Would you output the lines from the one with "Convert this screenshot" through the last line of the material below, exactly, but without pictures?

::::

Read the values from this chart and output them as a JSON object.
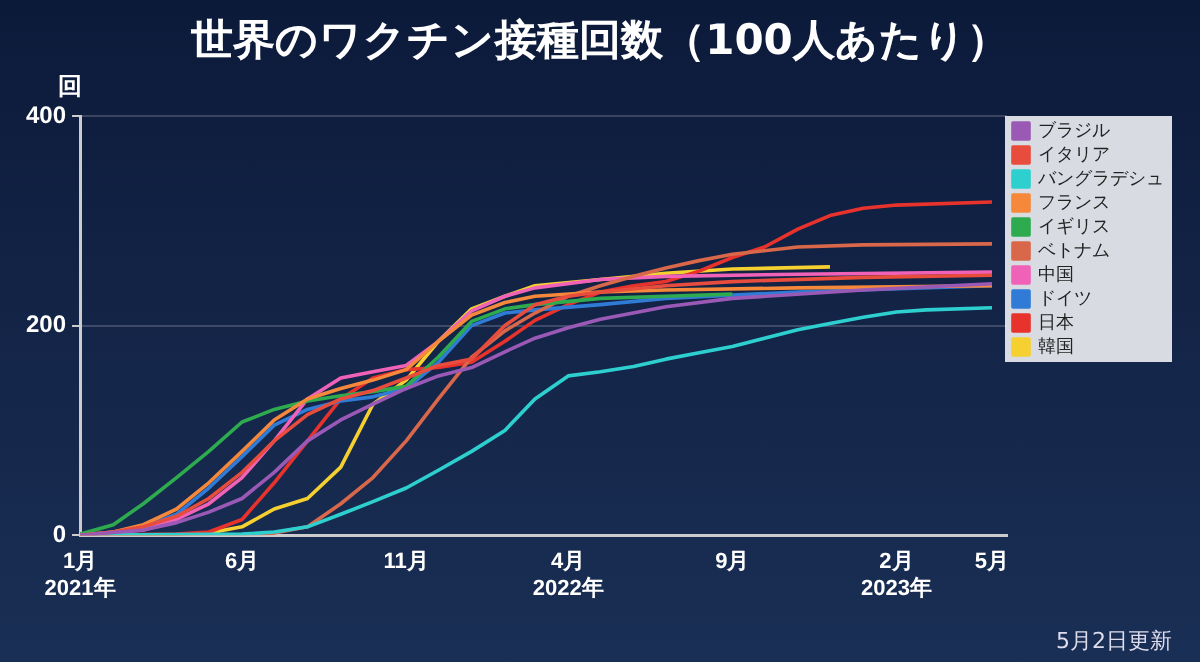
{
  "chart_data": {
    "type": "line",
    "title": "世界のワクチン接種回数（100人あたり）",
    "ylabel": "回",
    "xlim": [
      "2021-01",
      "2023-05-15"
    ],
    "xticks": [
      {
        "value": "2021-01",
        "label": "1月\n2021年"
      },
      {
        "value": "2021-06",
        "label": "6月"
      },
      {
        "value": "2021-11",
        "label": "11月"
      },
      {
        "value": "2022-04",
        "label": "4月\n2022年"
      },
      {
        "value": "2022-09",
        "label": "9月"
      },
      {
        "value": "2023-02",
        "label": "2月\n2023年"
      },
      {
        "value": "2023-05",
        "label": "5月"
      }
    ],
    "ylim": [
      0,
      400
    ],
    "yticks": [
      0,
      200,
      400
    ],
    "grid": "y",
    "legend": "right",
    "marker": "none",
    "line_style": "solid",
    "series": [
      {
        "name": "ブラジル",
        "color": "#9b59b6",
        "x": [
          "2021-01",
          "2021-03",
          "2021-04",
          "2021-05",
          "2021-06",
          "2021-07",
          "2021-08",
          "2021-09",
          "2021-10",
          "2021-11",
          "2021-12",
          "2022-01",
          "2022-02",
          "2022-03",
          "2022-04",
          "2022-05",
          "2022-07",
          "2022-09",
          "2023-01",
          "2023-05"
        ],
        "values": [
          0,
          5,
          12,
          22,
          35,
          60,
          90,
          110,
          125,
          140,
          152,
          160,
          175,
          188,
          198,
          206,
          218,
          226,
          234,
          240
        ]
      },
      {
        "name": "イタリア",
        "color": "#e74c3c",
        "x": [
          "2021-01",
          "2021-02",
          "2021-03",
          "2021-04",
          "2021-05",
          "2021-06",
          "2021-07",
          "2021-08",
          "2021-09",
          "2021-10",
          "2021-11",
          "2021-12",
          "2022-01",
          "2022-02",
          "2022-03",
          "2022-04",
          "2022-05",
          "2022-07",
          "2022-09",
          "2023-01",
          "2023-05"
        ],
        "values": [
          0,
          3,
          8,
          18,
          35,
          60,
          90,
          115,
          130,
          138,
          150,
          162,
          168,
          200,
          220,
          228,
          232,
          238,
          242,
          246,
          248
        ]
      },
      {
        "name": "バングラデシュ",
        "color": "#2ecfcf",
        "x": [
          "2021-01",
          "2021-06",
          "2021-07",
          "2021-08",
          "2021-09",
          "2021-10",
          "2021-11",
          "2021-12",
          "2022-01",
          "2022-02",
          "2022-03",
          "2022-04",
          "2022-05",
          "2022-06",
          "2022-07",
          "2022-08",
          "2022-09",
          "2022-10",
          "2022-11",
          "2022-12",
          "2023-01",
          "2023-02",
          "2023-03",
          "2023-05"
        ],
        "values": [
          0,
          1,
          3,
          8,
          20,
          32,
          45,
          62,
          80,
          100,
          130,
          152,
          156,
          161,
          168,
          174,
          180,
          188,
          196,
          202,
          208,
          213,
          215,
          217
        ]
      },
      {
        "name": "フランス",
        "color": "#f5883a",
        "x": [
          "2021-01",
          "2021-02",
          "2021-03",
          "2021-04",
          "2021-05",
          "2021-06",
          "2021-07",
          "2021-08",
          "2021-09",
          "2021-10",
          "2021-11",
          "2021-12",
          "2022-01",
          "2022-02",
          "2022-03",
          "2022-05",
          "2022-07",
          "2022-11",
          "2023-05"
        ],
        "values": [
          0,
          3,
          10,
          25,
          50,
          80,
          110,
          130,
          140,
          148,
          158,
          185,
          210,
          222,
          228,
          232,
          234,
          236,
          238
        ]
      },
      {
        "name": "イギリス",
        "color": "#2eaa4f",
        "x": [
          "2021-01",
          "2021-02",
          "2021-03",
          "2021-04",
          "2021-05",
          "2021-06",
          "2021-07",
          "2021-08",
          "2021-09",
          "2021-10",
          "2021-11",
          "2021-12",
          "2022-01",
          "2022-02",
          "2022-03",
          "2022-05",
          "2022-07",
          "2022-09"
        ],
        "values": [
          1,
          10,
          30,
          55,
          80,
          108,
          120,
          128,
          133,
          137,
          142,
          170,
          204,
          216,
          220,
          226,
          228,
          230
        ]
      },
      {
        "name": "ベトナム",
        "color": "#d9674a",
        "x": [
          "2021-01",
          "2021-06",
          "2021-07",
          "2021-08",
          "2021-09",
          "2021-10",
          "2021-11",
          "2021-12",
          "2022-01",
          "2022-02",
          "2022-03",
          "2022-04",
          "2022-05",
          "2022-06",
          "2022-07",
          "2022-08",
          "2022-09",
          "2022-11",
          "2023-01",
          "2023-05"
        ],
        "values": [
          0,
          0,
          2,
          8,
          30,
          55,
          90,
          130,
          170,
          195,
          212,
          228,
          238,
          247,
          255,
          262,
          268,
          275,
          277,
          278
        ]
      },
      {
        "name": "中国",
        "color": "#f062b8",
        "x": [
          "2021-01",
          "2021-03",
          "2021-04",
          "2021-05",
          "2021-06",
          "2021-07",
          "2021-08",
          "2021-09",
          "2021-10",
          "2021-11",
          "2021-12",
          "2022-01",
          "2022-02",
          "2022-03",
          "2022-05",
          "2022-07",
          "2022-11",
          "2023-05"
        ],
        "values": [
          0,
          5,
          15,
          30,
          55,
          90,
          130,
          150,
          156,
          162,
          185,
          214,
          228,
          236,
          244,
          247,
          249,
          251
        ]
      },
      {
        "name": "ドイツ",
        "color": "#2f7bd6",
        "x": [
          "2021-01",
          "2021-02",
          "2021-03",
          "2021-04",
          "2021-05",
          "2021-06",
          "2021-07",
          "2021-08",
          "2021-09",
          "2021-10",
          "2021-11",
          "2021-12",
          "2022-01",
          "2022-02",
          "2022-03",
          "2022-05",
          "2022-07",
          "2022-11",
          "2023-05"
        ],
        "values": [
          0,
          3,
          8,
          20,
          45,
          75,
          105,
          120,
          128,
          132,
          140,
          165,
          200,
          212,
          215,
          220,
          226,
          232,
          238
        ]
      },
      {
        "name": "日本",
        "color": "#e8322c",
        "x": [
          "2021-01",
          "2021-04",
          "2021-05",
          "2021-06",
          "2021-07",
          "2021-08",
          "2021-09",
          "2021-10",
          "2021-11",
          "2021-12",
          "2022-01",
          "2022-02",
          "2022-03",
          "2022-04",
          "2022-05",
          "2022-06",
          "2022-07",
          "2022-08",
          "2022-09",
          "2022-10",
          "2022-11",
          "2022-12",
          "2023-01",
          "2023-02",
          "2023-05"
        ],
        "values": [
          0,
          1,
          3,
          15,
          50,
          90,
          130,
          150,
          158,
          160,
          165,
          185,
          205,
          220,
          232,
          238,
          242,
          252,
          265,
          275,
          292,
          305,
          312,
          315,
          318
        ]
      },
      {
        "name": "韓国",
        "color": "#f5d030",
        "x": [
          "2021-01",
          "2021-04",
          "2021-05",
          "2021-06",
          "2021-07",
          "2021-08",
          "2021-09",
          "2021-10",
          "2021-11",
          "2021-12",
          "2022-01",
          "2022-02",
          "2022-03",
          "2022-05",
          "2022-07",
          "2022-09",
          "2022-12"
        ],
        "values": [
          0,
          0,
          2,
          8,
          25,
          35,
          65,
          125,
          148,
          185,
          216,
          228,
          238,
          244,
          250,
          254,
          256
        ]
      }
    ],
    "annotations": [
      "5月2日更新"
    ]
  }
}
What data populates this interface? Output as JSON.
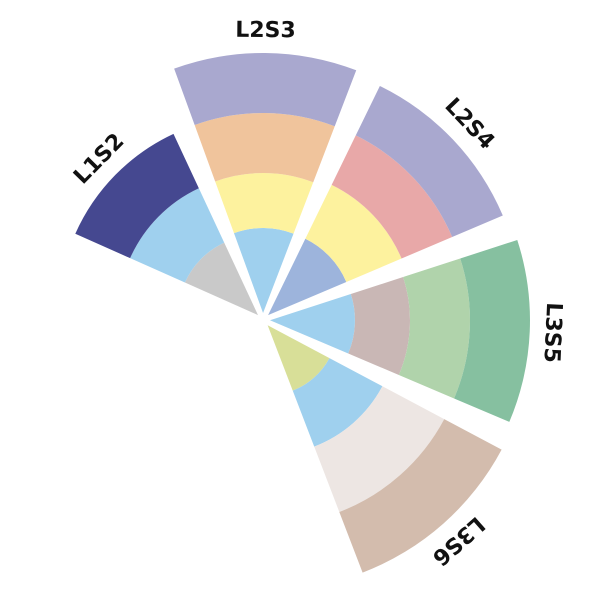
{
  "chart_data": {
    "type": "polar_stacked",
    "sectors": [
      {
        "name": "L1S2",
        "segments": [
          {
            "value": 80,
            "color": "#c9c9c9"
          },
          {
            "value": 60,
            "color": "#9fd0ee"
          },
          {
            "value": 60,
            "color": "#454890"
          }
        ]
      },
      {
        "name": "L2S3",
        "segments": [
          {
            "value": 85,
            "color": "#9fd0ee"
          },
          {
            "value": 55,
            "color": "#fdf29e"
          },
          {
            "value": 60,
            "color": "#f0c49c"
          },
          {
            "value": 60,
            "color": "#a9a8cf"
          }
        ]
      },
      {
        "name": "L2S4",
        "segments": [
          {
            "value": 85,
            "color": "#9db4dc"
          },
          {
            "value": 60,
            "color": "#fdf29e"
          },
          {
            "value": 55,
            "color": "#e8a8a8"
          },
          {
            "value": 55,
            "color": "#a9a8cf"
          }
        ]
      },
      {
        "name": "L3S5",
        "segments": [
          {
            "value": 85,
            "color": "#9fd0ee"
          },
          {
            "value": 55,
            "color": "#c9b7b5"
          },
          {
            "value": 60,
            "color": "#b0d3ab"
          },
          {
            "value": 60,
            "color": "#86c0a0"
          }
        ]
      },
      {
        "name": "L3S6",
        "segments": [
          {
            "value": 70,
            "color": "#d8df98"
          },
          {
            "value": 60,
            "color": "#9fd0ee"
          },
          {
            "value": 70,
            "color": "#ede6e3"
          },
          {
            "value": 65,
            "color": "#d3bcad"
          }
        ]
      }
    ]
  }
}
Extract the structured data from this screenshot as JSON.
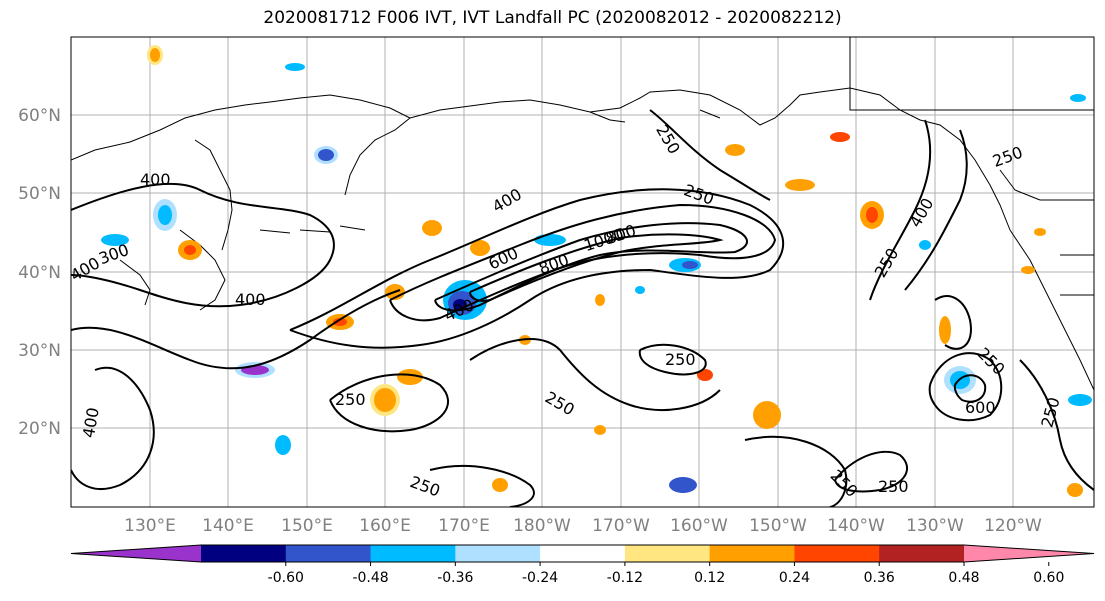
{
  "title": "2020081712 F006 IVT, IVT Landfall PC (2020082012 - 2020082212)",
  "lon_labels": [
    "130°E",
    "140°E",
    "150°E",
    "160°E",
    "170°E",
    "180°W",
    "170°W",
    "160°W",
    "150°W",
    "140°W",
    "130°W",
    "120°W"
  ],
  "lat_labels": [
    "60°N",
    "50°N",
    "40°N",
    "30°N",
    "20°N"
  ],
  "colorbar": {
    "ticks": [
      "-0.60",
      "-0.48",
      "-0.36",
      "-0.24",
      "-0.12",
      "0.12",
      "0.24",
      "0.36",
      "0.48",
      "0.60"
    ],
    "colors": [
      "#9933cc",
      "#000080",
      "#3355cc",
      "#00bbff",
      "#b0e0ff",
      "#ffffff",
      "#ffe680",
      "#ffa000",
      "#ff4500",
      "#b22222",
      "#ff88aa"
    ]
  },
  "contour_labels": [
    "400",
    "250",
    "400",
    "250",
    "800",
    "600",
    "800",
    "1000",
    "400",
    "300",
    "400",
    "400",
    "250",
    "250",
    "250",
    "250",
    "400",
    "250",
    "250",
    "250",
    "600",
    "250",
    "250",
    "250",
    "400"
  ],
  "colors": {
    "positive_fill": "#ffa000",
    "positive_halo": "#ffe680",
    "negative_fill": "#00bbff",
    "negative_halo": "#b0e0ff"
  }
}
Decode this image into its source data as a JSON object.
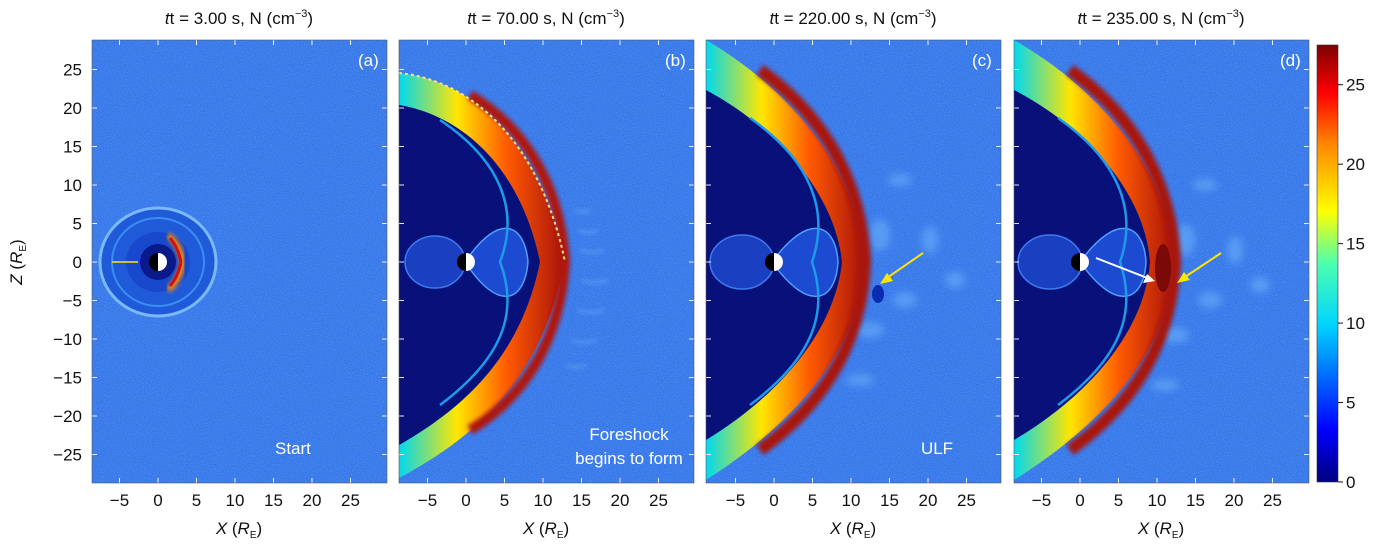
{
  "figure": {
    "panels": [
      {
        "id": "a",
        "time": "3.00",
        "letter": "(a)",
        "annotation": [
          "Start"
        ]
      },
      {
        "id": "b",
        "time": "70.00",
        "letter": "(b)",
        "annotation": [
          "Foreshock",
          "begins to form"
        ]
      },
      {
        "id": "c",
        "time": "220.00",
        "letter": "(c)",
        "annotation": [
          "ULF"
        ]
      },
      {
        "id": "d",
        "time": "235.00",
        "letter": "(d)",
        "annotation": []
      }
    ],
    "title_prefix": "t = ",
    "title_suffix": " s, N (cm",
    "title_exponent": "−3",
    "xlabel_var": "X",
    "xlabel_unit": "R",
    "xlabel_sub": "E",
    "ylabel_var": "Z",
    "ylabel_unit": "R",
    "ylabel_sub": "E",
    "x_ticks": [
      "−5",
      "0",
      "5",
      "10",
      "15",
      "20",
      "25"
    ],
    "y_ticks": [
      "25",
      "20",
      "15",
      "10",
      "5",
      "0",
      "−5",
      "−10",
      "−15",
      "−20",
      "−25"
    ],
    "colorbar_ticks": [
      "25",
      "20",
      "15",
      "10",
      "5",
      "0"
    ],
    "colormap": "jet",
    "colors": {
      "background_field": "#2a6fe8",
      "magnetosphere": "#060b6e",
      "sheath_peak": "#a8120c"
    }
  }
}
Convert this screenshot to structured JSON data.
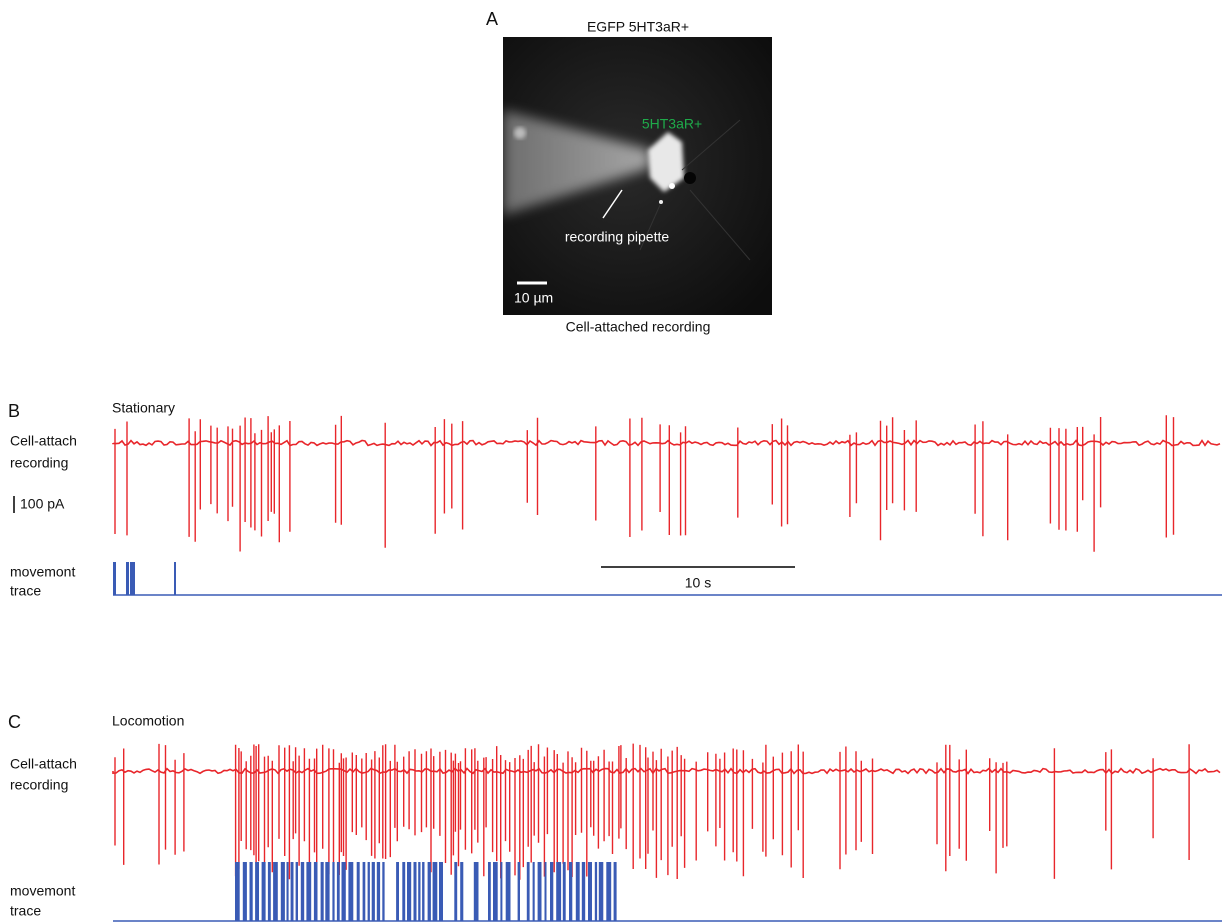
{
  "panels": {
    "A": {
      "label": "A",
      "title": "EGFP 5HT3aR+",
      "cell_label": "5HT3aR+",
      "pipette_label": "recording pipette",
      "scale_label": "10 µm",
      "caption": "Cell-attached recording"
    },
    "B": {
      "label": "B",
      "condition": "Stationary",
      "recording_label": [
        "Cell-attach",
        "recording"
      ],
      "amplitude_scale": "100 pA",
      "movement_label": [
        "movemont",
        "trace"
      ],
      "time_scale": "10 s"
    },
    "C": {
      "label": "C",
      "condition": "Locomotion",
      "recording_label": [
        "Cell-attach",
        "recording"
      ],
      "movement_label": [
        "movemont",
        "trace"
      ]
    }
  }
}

::::

EXERCISE ANSWER →
Convert this screenshot to structured JSON data.
{
  "panels": {
    "A": {
      "label": "A",
      "title": "EGFP 5HT3aR+",
      "cell_label": "5HT3aR+",
      "pipette_label": "recording pipette",
      "scale_label": "10 µm",
      "caption": "Cell-attached recording"
    },
    "B": {
      "label": "B",
      "condition": "Stationary",
      "recording_label": [
        "Cell-attach",
        "recording"
      ],
      "amplitude_scale": "100 pA",
      "movement_label": [
        "movemont",
        "trace"
      ],
      "time_scale": "10 s"
    },
    "C": {
      "label": "C",
      "condition": "Locomotion",
      "recording_label": [
        "Cell-attach",
        "recording"
      ],
      "movement_label": [
        "movemont",
        "trace"
      ]
    }
  }
}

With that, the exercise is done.